▶ _TASK DETAILS_
Collect all lines containing the word "every" from the data.

▶ _AVAILABLE RECORDS_
※ ※ ※
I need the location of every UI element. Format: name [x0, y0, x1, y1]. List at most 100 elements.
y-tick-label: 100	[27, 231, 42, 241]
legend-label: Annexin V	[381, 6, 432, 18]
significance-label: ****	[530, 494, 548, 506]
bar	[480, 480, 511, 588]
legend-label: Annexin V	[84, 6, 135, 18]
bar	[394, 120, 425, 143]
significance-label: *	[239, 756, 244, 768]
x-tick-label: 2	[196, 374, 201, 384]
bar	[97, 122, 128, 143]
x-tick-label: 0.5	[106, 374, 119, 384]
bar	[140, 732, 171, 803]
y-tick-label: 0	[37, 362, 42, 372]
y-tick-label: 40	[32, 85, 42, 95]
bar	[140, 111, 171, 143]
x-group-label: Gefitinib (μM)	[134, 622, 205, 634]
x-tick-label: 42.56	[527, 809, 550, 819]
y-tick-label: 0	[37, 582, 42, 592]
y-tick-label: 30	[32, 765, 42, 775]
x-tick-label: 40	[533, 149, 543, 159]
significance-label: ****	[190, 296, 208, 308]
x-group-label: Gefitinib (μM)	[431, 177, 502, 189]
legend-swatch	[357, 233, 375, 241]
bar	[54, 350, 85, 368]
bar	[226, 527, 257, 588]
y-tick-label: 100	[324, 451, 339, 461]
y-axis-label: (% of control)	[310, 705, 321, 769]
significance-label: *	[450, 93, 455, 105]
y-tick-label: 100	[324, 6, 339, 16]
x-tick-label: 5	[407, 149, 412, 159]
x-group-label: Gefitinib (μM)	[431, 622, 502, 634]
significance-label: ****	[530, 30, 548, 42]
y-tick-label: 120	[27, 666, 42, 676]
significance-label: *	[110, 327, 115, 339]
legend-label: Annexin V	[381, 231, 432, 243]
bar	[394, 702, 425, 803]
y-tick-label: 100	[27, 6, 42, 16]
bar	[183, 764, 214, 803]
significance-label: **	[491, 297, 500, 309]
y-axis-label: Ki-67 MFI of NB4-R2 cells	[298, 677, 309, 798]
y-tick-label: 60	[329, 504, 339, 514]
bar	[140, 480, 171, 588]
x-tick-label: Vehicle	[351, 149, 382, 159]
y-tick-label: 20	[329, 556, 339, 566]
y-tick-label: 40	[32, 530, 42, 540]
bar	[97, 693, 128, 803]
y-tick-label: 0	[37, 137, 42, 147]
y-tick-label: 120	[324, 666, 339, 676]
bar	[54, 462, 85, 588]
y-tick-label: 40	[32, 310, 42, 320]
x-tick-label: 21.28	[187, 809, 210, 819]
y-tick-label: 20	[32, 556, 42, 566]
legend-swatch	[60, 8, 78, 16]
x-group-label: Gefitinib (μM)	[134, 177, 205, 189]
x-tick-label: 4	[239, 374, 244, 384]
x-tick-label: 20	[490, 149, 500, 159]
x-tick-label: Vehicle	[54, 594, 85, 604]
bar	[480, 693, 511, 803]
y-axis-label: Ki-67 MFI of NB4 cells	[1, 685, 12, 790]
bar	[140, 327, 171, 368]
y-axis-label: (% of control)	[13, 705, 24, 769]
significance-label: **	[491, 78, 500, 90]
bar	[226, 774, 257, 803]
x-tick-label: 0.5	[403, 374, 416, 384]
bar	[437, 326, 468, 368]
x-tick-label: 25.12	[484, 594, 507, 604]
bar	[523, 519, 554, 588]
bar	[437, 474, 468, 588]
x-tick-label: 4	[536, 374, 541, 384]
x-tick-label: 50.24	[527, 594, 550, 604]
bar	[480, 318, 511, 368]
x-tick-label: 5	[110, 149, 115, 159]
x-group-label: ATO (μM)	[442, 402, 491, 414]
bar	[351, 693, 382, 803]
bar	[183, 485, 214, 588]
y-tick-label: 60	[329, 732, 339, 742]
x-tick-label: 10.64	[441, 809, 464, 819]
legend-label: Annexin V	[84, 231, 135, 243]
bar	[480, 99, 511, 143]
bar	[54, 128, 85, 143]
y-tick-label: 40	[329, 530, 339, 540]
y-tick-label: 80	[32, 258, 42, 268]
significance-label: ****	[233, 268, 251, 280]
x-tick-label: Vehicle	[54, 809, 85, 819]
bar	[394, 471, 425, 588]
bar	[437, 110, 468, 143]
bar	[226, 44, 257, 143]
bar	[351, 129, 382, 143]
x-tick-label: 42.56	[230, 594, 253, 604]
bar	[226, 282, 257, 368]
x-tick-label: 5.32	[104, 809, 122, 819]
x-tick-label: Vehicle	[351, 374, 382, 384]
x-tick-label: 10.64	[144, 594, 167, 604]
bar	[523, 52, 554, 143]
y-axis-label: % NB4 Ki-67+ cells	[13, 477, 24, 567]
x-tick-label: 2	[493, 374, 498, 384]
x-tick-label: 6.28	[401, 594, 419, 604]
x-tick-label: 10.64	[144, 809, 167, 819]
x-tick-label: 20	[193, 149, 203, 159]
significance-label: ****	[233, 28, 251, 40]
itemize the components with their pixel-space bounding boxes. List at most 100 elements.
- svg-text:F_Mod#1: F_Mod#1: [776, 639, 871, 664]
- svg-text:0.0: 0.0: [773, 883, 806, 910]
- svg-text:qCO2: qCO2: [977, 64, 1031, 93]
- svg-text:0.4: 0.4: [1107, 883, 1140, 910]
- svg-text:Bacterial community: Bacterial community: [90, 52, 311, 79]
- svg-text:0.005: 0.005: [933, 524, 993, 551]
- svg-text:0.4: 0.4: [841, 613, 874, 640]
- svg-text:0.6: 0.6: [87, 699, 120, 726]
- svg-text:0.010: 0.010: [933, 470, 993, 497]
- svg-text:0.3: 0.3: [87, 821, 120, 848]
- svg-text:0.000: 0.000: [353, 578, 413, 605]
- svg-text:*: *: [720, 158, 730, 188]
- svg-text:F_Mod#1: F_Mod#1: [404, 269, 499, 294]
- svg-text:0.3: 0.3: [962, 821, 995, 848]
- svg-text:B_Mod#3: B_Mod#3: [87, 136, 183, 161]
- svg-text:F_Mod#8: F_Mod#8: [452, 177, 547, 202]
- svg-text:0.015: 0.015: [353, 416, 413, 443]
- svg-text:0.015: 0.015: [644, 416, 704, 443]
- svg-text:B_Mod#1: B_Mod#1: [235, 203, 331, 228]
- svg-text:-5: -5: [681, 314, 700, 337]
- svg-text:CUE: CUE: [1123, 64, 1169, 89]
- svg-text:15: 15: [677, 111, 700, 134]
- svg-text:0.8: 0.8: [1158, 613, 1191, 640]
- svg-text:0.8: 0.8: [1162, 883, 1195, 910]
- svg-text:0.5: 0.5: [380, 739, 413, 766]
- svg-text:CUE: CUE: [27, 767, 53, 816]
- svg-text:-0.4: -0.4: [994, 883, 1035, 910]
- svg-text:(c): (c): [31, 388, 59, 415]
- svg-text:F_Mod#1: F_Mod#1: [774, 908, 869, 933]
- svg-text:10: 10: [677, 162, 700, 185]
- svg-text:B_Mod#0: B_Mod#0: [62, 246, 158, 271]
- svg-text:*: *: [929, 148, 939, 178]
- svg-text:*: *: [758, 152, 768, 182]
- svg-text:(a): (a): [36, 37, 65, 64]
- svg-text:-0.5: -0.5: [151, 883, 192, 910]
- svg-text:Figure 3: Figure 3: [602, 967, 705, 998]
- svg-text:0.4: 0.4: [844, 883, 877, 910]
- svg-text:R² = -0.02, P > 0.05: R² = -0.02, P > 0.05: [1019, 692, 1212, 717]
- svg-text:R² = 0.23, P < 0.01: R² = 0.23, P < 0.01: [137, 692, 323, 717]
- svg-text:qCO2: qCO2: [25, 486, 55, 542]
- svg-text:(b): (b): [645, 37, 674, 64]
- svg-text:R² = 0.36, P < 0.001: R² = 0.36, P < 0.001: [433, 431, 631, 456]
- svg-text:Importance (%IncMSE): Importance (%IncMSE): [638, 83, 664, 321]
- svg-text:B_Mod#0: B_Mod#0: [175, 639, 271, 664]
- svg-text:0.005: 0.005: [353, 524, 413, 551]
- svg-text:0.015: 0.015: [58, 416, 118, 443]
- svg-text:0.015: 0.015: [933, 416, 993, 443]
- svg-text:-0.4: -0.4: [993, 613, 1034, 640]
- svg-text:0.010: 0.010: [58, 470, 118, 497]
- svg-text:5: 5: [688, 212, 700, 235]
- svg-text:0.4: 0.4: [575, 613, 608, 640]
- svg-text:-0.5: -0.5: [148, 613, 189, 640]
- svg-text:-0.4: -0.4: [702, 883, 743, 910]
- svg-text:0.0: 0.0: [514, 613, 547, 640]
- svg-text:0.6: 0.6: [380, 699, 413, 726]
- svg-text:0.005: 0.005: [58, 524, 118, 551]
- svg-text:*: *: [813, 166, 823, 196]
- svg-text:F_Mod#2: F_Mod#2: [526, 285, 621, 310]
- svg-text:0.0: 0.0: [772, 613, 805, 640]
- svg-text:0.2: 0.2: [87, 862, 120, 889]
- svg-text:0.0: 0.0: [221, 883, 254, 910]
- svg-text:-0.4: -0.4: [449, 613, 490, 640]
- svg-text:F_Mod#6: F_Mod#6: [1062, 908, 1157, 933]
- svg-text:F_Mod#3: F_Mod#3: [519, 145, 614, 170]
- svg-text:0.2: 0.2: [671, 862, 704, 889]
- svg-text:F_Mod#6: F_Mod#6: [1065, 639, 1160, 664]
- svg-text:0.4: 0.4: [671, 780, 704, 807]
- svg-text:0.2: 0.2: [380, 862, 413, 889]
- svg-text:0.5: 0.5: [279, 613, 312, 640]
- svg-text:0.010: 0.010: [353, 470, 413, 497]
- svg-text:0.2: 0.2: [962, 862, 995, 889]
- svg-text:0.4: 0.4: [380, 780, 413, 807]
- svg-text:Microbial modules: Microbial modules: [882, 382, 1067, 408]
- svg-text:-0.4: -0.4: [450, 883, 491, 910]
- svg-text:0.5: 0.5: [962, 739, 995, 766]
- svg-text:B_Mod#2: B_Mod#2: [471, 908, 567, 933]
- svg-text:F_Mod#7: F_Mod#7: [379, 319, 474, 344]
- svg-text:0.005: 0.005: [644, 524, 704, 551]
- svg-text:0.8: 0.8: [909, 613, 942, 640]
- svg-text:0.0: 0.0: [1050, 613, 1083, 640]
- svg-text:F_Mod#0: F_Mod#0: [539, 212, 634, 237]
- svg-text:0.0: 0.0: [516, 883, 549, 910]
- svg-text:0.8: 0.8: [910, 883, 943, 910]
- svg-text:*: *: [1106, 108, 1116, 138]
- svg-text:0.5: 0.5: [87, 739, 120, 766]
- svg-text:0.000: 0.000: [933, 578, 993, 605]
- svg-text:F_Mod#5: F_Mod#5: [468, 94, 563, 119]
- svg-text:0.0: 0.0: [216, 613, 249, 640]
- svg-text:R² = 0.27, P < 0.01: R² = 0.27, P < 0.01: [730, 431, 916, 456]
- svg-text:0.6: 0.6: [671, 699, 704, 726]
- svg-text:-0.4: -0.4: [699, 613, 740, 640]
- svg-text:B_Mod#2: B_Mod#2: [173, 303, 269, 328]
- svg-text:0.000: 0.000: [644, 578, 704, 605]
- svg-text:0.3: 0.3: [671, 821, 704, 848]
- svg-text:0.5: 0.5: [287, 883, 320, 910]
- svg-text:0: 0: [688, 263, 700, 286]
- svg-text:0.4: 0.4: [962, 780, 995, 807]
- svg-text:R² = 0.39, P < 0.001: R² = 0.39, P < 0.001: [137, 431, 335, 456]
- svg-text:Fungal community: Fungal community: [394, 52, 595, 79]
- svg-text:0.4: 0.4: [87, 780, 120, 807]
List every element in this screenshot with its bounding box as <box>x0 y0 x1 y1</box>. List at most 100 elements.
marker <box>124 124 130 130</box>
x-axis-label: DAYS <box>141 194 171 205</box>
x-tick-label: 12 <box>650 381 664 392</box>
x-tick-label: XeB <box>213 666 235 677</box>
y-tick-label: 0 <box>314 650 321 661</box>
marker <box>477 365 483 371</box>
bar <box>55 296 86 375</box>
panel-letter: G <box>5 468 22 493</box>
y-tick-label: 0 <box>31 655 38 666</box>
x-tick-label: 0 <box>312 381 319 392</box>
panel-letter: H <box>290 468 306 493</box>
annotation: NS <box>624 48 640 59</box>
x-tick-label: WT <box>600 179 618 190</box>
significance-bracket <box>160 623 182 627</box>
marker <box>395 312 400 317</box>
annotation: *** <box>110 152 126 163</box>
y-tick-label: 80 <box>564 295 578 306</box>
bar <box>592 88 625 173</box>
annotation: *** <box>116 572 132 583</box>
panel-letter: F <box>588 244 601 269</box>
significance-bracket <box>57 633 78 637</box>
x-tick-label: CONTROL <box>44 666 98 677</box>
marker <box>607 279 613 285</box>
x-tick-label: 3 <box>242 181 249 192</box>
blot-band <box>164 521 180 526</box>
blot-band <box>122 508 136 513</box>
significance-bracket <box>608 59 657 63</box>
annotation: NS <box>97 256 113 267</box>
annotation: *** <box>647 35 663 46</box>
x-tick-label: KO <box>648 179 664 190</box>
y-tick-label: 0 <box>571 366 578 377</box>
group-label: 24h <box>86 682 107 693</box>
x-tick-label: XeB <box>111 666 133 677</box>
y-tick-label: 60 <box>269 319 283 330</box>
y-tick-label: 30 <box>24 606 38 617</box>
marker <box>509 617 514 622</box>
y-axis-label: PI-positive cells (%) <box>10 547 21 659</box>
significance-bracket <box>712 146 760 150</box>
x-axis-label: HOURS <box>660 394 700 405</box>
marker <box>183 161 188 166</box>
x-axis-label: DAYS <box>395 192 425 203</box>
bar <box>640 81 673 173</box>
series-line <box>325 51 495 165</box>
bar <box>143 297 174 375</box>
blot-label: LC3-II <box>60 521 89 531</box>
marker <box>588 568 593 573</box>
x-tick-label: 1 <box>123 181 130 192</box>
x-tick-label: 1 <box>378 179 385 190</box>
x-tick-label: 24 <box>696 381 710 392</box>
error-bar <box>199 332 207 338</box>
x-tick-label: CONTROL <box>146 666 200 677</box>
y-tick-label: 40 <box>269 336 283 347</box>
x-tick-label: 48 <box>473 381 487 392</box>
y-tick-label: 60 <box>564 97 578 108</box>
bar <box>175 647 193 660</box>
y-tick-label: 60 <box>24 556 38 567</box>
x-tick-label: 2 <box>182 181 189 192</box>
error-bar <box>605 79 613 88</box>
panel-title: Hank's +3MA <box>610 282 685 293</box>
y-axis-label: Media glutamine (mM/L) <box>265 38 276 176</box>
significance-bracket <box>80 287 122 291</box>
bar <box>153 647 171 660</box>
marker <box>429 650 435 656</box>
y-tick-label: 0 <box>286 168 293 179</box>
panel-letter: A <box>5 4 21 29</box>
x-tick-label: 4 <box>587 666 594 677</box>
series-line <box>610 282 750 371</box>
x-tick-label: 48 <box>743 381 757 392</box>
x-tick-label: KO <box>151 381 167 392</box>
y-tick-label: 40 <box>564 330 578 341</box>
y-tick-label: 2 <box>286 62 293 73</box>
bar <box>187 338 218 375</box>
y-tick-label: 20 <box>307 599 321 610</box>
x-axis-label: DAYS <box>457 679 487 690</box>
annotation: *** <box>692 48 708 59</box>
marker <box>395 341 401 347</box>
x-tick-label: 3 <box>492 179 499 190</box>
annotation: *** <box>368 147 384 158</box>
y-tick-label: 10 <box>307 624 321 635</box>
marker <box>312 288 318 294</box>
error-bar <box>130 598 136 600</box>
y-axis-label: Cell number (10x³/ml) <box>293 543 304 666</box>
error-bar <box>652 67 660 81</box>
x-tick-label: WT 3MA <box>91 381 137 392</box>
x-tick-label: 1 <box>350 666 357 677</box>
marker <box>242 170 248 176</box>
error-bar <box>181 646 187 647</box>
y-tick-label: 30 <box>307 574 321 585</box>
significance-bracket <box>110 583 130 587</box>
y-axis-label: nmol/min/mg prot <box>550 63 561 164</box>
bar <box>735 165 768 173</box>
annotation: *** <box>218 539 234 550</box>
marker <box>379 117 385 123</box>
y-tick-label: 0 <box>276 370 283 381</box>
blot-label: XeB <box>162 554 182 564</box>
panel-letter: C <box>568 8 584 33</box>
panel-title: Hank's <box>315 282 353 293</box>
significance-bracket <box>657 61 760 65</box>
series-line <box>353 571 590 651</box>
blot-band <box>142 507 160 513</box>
※ ※ ※
▶ _TASK RESPONSE_
I need the location of every UI element. Format: name [x0, y0, x1, y1]. List at most 100 elements.
List every element in this screenshot with its bounding box as <box>x0 y0 x1 y1</box>. List at most 100 elements.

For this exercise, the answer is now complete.